TASK 1 -
In the book discussion, which Russian general is Tolstoy said to have portrayed in a very revisionist way?
TASK 2 -
Carry on the book discussion from the point where it stops.

EXTRACTED TEXT -
Tolstoy is like that.  He is an intensely detailed author who loves to tell you everything about the characters & the back drop right down to the design of the shoe buckles and the texture of the wall paper.  I sometimes find it boring but the truth is one could not ask for a more detailed explination of life in Tsarist Russia, how the social caste system worked, how they dressed, how they interacted, etc...

Garcin:
Oerdin: Funny thing is that Tolstoy was (historically) very heavily criticized among historians for warping historical facts to fit the theory that he champions: that inevitable social forces and not great men shape history.  Most famously, he gave a very revisionist portrayal of the Russian general Kutuzov.

Khar: I'm fond of Eco, but I can't say that I'm a fan.  Name of the Rose (which I think was his first novel!) was of course incredible.  But Foucault's Pendulum, I thought, was unforgivably baroque with an ending that, as ironic as it might have been, was completely unfulfilling.  Haven't read the most recent novels nor any of the short stories, I was so peeved.  But I will certainly seek out Granita, I'm intrigued.

Aphi: I remember, years ago, going through the Eddings phase, reading all four cycles (the Tamuli as it came out) and then the Belgarath & Polgara prequels.  The prequels were unforgivably bad cynical attempts to cash in, and I don't think there's any debate about that.  As for Tamuli/Elenium vs. Belgariad/Malloreon -- weren't they all pretty much the same?  I mean . . . same plot (large group of heroes have to chase something or someone dies/the earth is destroyed).  Same characters (the funny one (Kalten/Silk), the silent & sturdy (Durnik/Kurik); the mother figure (Polgara/Sephrenia) . . . etc.  Same godlike powers given to half the party.  As into it as I was, in retrospect, the whole series seems like a well-edited fanfic of a better series.

DATA LINES -
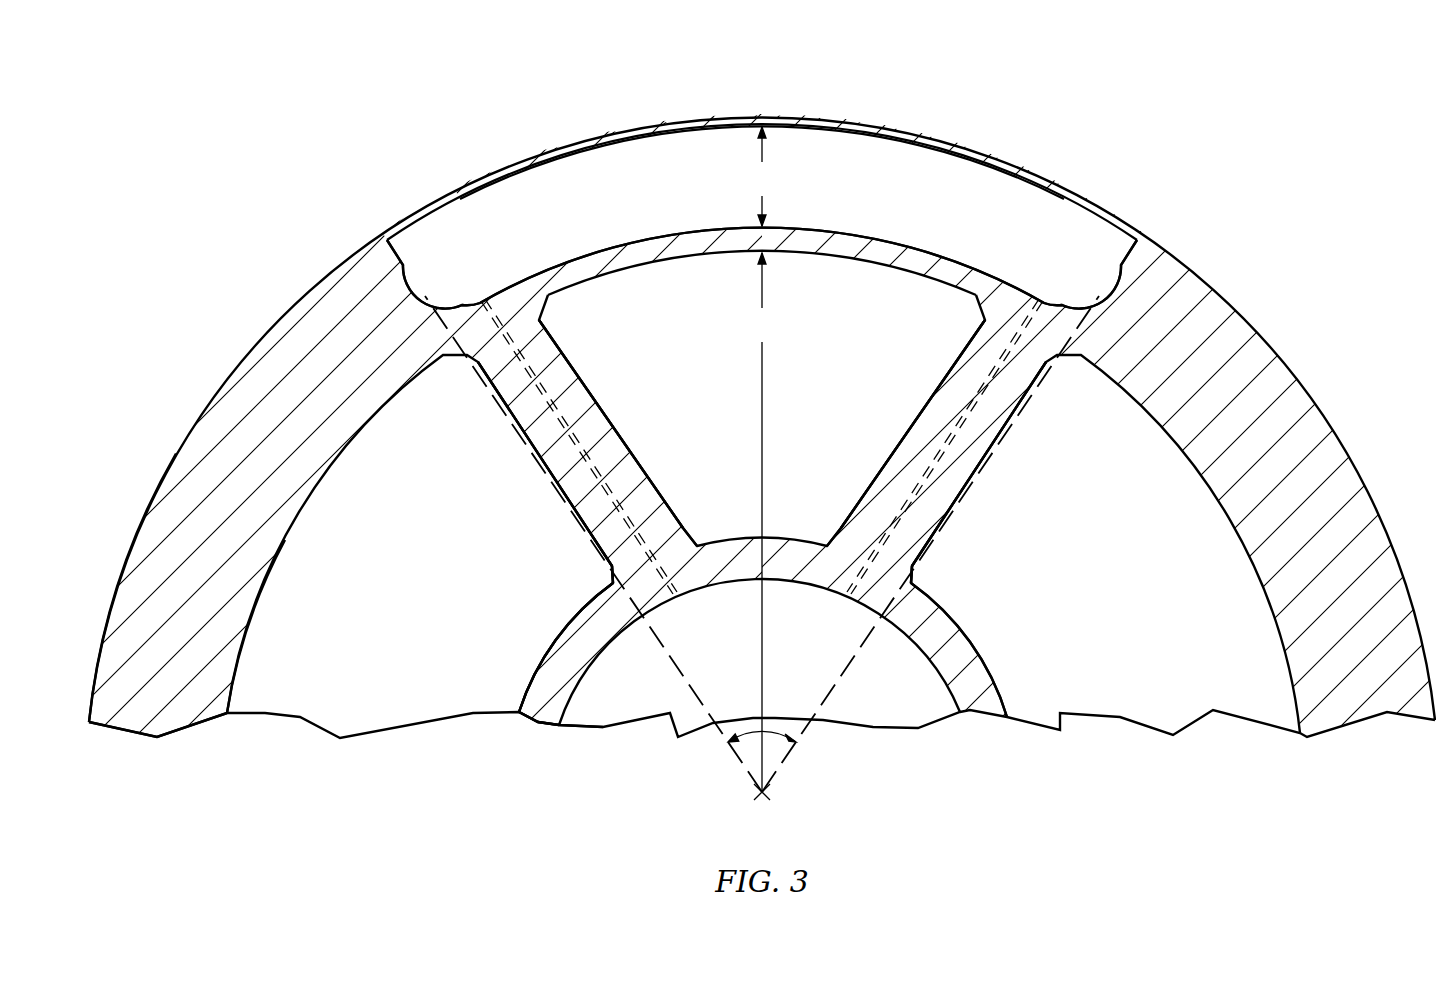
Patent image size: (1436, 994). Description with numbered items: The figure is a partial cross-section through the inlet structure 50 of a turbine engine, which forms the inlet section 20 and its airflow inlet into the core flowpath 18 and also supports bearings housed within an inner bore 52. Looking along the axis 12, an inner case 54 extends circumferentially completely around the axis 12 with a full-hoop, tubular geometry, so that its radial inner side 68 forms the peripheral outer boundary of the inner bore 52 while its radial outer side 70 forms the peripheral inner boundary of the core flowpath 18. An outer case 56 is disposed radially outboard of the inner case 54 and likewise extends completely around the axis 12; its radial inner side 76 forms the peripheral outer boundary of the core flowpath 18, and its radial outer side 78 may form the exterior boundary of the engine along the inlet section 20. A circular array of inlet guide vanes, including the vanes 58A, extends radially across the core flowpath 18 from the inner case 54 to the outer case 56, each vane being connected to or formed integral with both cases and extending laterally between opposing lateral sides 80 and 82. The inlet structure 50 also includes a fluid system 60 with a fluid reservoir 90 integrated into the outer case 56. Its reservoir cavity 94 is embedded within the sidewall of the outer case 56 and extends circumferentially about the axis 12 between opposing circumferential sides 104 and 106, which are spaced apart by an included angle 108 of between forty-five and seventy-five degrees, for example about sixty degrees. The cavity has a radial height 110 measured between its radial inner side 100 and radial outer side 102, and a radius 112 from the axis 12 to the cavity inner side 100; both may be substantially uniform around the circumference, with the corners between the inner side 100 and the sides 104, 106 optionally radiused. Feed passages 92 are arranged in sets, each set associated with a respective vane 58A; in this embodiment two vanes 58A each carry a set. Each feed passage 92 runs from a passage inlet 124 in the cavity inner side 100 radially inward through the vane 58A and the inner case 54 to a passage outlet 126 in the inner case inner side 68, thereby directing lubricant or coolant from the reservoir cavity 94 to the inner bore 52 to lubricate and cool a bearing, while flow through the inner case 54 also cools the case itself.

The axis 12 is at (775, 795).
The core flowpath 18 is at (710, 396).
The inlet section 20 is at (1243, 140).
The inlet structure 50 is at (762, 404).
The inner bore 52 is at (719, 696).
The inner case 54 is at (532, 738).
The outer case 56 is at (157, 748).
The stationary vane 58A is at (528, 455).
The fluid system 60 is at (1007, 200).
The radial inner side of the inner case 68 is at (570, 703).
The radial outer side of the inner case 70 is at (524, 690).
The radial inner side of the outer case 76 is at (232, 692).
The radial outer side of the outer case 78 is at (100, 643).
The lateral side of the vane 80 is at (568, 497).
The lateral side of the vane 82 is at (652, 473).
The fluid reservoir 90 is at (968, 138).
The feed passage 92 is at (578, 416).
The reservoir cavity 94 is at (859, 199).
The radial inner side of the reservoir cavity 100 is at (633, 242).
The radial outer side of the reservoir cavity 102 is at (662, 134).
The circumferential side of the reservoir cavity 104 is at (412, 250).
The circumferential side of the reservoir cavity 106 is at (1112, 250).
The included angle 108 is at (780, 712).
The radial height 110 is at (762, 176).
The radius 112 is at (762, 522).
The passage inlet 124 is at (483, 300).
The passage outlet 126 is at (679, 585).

EXERCISE ANSWER 1 -
Kutuzov.

EXERCISE ANSWER 2 -
I'm not going to say that Harry Potter is psychologically complex -- but at least there's some uncertainty about what's going to happen.  Whereas at the end of the Tamuli you had Sparhawk (god), his daughter Aphrael (god), his animated stone Bhellium (super-god), the Shining Ones (extraordinarily powerful, good friends with a god), Sarabian (emperor) . . . .  How many advantages does this guy need?  And the ending -- through the god-stone into the mouth of the angry monster?

And it's not as if Belgariad/Mallareon was any better.  Ending to Mallereon was hinged on the Seeress picking good over incredible evil.  Was there anyone reading that thinking to themselves "Gee I hope she doesn't pick Zandramas because . . . you know . . . she might be into bitch demon-queens allied with hell . . ."  I mean, 30 incredibly cool characters with special abilities are neat, and I'm sure that Eddings could make a great FF style video game, but at a certain point don't you start craving -- I don't know -- themes, moral ambiguity, and maybe even a little uncertainty.  

Also . . . resurrecting Durnik??  And replacing Kurik with his son who was like him in every way?  Gimme a break.

Seriously, put that junk away and read 100 Years of Solitude.  It's full of fantasy, and awesome.

Sorry for the rant :).

--Moiche

elcapitan:

--- Quote from: Aphi ---If ever there was a good /character/ writer, it's David Eddings.
--- End quote ---


If ever there was a /wrong/ statement, that was it.

I'm sorry, but Eddings is a mediocre writer (characters or otherwise) when held against, gosh, most of the fantasy that has been published in the last twenty years. His worlds are oversimplistic and lacking any kind of believability, and his characters are wooden, one-dimensional, and cookie-cutter versions of each other to boot. (Zakath vs. the emperor in the Tamuli? Polgara vs. Sephrenia?) Eddings serves as a kind of Dick And Jane primer to real fantasy - he has his place, but that doesn't make him amazing.

If you want a REAL character writer in fantasy, you should read Assassin's Apprentice, by Robin Hobb. That, or A Game Of Thrones, by George R.R. Martin.